** Task details **
Every entry needs to be printed exactly, please.
Start
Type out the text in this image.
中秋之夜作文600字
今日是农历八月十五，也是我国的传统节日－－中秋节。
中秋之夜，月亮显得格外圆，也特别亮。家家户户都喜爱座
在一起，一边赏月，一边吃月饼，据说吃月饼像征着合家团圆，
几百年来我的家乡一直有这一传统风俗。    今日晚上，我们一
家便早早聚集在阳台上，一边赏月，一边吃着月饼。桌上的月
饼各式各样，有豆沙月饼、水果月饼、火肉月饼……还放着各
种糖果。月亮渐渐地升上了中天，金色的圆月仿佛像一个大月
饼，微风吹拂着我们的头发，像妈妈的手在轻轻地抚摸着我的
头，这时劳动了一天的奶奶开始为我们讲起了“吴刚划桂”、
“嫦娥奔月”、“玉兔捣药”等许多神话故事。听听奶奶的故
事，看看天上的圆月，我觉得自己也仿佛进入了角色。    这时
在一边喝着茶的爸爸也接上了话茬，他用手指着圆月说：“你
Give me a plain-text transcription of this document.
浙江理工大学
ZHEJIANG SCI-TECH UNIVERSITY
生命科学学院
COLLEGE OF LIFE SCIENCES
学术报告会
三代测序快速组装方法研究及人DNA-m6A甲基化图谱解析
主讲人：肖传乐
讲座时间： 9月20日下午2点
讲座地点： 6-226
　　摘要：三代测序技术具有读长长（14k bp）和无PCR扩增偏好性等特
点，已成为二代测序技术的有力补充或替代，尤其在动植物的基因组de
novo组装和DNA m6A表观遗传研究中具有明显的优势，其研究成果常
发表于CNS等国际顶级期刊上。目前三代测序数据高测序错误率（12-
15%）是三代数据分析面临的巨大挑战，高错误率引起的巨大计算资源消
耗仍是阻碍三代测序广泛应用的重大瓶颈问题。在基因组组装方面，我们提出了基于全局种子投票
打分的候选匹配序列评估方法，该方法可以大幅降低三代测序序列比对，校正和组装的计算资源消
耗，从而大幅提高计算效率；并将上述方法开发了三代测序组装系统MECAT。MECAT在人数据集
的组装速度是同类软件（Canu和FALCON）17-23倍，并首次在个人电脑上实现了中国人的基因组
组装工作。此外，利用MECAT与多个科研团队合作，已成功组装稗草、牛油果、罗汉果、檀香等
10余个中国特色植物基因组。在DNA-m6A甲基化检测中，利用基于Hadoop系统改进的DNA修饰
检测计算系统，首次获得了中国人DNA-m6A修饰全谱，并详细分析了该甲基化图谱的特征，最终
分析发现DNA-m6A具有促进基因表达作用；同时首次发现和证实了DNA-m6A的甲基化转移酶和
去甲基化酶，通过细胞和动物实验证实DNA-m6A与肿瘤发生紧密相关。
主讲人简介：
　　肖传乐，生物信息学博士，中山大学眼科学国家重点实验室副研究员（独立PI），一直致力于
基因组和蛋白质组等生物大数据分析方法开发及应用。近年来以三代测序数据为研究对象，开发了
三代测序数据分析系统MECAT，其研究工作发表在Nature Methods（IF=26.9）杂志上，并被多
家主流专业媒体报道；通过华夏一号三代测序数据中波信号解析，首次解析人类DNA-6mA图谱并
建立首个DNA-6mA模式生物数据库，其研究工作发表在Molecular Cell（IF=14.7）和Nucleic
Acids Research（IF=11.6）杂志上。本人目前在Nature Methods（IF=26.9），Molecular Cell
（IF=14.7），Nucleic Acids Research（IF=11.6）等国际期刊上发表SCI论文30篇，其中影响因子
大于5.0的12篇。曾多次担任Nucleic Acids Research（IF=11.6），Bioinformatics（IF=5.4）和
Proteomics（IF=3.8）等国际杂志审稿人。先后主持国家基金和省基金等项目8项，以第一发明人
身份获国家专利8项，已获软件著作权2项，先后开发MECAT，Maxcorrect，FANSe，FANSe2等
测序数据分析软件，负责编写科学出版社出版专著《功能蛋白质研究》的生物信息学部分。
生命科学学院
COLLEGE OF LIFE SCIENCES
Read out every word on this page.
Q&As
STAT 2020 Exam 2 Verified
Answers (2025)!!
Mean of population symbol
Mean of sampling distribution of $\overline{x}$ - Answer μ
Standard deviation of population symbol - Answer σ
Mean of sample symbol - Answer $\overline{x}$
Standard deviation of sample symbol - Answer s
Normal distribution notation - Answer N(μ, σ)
End
** Expected output **
Type out the text in this image.
中秋之夜作文600字
今日是农历八月十五，也是我国的传统节日－－中秋节。
中秋之夜，月亮显得格外圆，也特别亮。家家户户都喜爱座
在一起，一边赏月，一边吃月饼，据说吃月饼像征着合家团圆，
几百年来我的家乡一直有这一传统风俗。    今日晚上，我们一
家便早早聚集在阳台上，一边赏月，一边吃着月饼。桌上的月
饼各式各样，有豆沙月饼、水果月饼、火肉月饼……还放着各
种糖果。月亮渐渐地升上了中天，金色的圆月仿佛像一个大月
饼，微风吹拂着我们的头发，像妈妈的手在轻轻地抚摸着我的
头，这时劳动了一天的奶奶开始为我们讲起了“吴刚划桂”、
“嫦娥奔月”、“玉兔捣药”等许多神话故事。听听奶奶的故
事，看看天上的圆月，我觉得自己也仿佛进入了角色。    这时
在一边喝着茶的爸爸也接上了话茬，他用手指着圆月说：“你
Give me a plain-text transcription of this document.
浙江理工大学
ZHEJIANG SCI-TECH UNIVERSITY
生命科学学院
COLLEGE OF LIFE SCIENCES
学术报告会
三代测序快速组装方法研究及人DNA-m6A甲基化图谱解析
主讲人：肖传乐
讲座时间： 9月20日下午2点
讲座地点： 6-226
　　摘要：三代测序技术具有读长长（14k bp）和无PCR扩增偏好性等特
点，已成为二代测序技术的有力补充或替代，尤其在动植物的基因组de
novo组装和DNA m6A表观遗传研究中具有明显的优势，其研究成果常
发表于CNS等国际顶级期刊上。目前三代测序数据高测序错误率（12-
15%）是三代数据分析面临的巨大挑战，高错误率引起的巨大计算资源消
耗仍是阻碍三代测序广泛应用的重大瓶颈问题。在基因组组装方面，我们提出了基于全局种子投票
打分的候选匹配序列评估方法，该方法可以大幅降低三代测序序列比对，校正和组装的计算资源消
耗，从而大幅提高计算效率；并将上述方法开发了三代测序组装系统MECAT。MECAT在人数据集
的组装速度是同类软件（Canu和FALCON）17-23倍，并首次在个人电脑上实现了中国人的基因组
组装工作。此外，利用MECAT与多个科研团队合作，已成功组装稗草、牛油果、罗汉果、檀香等
10余个中国特色植物基因组。在DNA-m6A甲基化检测中，利用基于Hadoop系统改进的DNA修饰
检测计算系统，首次获得了中国人DNA-m6A修饰全谱，并详细分析了该甲基化图谱的特征，最终
分析发现DNA-m6A具有促进基因表达作用；同时首次发现和证实了DNA-m6A的甲基化转移酶和
去甲基化酶，通过细胞和动物实验证实DNA-m6A与肿瘤发生紧密相关。
主讲人简介：
　　肖传乐，生物信息学博士，中山大学眼科学国家重点实验室副研究员（独立PI），一直致力于
基因组和蛋白质组等生物大数据分析方法开发及应用。近年来以三代测序数据为研究对象，开发了
三代测序数据分析系统MECAT，其研究工作发表在Nature Methods（IF=26.9）杂志上，并被多
家主流专业媒体报道；通过华夏一号三代测序数据中波信号解析，首次解析人类DNA-6mA图谱并
建立首个DNA-6mA模式生物数据库，其研究工作发表在Molecular Cell（IF=14.7）和Nucleic
Acids Research（IF=11.6）杂志上。本人目前在Nature Methods（IF=26.9），Molecular Cell
（IF=14.7），Nucleic Acids Research（IF=11.6）等国际期刊上发表SCI论文30篇，其中影响因子
大于5.0的12篇。曾多次担任Nucleic Acids Research（IF=11.6），Bioinformatics（IF=5.4）和
Proteomics（IF=3.8）等国际杂志审稿人。先后主持国家基金和省基金等项目8项，以第一发明人
身份获国家专利8项，已获软件著作权2项，先后开发MECAT，Maxcorrect，FANSe，FANSe2等
测序数据分析软件，负责编写科学出版社出版专著《功能蛋白质研究》的生物信息学部分。
生命科学学院
COLLEGE OF LIFE SCIENCES
Read out every word on this page.
Q&As
STAT 2020 Exam 2 Verified
Answers (2025)!!
Mean of population symbol
Mean of sampling distribution of $\overline{x}$ - Answer μ
Standard deviation of population symbol - Answer σ
Mean of sample symbol - Answer $\overline{x}$
Standard deviation of sample symbol - Answer s
Normal distribution notation - Answer N(μ, σ)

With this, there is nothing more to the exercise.